Structured figure records:
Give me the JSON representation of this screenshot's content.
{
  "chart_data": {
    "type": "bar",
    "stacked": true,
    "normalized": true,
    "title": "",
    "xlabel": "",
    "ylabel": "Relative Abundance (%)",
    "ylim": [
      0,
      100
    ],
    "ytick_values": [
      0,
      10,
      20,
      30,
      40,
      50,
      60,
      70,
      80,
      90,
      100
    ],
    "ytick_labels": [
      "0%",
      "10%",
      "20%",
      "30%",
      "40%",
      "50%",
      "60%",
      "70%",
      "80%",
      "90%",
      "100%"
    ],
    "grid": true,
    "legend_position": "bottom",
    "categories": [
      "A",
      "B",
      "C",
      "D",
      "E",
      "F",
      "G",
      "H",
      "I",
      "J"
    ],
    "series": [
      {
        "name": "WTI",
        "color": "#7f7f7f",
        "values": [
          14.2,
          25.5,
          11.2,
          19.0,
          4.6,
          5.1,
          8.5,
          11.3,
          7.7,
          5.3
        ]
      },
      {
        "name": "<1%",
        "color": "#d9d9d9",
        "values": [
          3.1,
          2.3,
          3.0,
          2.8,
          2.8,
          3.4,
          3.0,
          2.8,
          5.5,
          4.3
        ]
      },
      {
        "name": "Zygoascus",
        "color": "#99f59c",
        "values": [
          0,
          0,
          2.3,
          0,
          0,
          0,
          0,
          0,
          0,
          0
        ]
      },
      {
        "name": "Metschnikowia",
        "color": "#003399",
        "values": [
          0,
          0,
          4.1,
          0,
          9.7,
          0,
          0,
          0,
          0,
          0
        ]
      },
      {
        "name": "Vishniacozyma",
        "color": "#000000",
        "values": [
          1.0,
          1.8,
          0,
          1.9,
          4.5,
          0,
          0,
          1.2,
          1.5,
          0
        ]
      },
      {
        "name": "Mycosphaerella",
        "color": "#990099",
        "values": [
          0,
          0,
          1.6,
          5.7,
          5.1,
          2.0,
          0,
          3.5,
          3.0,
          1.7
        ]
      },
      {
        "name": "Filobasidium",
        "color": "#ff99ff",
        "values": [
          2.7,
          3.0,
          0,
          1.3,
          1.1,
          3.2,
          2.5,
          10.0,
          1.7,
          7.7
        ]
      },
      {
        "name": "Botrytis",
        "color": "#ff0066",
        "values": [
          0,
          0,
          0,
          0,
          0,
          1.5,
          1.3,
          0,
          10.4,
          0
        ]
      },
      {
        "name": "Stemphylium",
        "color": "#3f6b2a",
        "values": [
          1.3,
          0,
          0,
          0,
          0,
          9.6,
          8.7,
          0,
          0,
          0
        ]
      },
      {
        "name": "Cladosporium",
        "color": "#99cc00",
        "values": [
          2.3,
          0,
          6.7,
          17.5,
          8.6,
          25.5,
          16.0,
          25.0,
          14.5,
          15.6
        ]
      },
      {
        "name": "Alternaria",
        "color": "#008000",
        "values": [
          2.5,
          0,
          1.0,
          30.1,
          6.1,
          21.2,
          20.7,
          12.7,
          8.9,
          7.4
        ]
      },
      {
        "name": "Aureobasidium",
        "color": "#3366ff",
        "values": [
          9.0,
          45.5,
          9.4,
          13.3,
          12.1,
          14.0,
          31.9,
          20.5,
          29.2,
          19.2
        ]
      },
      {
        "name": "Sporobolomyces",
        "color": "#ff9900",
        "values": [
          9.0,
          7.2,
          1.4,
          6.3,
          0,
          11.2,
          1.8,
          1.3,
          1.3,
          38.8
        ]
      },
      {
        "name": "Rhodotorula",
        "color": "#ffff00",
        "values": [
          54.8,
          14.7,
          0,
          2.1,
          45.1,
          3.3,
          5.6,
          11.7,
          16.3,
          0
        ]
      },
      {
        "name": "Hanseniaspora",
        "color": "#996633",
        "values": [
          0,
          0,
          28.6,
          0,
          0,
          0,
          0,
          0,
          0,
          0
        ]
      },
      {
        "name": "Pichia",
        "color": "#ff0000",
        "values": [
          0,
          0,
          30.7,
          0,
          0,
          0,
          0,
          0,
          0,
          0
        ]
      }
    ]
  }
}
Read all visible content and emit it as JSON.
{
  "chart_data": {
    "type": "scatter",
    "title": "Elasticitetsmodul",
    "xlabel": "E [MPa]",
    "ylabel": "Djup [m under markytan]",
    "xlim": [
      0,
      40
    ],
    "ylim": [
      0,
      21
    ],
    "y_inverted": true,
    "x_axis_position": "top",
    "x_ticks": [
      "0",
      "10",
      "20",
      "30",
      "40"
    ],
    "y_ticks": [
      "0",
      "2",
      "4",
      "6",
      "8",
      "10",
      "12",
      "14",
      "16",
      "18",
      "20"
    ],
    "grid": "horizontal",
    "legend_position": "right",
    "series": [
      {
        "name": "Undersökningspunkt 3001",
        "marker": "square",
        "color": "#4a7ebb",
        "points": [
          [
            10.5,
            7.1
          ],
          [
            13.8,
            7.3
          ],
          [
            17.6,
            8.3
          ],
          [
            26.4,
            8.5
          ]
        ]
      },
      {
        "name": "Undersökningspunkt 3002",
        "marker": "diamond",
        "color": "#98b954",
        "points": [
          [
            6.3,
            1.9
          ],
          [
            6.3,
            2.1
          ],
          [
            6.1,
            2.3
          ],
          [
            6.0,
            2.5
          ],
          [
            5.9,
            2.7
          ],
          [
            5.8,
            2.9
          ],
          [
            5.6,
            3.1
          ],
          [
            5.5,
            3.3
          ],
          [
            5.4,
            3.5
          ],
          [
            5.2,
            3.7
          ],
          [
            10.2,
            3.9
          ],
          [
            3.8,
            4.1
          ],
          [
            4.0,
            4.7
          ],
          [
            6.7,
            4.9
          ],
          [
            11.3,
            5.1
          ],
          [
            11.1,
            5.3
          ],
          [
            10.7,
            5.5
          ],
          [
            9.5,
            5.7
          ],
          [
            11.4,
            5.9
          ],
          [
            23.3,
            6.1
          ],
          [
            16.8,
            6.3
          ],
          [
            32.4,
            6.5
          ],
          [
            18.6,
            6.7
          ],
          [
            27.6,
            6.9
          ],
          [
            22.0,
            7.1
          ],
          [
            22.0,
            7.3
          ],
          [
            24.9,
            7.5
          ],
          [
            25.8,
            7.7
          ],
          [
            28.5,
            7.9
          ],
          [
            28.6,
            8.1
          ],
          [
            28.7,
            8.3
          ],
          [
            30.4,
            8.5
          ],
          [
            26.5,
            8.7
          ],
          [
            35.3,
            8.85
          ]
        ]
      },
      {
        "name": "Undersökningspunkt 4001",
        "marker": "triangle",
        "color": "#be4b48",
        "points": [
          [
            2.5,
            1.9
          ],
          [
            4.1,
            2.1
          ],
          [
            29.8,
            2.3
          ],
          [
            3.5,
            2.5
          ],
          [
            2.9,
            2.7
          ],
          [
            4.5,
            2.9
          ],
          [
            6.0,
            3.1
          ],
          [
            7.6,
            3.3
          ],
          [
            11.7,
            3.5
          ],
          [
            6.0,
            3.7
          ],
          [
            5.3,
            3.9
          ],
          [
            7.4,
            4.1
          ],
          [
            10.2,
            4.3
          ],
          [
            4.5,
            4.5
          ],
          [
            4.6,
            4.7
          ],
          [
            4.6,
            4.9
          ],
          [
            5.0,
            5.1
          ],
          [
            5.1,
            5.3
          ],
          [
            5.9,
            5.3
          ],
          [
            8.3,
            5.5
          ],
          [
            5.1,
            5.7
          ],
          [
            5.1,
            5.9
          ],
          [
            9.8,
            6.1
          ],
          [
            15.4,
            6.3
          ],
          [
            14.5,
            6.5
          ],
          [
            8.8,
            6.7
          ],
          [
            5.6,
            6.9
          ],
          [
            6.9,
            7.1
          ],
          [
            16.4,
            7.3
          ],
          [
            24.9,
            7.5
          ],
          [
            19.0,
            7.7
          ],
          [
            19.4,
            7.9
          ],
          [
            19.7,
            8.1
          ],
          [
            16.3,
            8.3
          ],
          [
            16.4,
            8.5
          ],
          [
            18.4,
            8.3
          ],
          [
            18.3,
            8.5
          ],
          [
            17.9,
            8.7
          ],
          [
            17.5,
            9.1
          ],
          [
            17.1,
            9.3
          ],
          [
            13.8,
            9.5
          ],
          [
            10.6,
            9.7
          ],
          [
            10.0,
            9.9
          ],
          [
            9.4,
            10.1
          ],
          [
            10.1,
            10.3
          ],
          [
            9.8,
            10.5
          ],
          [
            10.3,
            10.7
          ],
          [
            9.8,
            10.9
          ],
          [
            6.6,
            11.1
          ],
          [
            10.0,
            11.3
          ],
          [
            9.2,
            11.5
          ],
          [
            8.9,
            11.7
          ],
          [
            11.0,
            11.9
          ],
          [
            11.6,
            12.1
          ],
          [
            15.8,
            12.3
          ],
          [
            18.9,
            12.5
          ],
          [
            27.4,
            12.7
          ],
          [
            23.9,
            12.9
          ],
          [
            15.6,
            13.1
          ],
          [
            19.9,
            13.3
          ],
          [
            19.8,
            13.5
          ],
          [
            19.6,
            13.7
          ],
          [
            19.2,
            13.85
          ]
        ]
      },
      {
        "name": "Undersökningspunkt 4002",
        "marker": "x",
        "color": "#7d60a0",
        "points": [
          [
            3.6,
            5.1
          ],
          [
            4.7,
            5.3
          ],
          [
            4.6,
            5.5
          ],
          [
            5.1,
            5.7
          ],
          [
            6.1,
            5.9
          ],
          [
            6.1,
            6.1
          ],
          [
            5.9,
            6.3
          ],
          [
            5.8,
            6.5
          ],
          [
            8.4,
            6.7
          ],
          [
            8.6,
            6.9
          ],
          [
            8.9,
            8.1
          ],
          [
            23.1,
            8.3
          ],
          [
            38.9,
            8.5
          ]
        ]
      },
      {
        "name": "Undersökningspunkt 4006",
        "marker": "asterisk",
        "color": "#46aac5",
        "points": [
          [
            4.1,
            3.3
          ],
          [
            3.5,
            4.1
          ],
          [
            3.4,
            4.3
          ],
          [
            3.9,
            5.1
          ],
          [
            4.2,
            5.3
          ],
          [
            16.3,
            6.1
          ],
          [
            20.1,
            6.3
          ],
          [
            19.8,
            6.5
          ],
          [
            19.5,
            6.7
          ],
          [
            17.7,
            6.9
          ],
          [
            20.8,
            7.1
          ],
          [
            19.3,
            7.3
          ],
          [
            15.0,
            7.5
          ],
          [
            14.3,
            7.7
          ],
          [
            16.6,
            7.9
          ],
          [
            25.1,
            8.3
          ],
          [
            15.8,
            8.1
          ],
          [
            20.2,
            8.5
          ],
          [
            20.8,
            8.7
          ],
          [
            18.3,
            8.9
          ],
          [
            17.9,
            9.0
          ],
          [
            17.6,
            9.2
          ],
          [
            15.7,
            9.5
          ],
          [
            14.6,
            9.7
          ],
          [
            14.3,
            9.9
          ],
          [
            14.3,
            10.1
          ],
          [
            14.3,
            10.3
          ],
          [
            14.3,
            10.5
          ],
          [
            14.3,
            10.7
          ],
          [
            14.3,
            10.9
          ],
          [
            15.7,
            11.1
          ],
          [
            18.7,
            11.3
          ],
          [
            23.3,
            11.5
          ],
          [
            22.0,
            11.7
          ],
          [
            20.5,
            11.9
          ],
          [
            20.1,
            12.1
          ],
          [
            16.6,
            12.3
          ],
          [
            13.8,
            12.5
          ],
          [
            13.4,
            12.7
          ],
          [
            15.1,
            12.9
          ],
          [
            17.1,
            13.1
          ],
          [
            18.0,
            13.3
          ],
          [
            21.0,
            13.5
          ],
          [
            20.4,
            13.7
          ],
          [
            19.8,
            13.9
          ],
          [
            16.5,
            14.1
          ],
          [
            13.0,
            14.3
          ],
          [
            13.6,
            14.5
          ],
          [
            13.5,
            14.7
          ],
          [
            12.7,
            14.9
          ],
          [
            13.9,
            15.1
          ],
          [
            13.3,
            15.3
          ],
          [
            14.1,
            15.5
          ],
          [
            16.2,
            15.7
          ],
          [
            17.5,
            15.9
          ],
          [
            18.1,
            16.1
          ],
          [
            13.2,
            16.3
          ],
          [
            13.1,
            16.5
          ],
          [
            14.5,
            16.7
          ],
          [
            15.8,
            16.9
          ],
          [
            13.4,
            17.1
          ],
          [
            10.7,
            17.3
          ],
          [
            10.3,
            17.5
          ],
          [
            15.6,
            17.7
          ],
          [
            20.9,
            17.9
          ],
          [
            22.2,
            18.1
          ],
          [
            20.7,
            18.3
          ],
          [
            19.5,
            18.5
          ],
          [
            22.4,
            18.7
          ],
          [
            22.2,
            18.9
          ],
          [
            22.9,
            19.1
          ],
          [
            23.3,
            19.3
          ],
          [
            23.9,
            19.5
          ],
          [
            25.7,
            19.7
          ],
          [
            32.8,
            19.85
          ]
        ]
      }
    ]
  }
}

Exercise details: Reproduce each line of the material containing the word "ylabel".

Exercise solution:
    "ylabel": "Relative Abundance (%)",
    "ylabel": "Djup [m under markytan]",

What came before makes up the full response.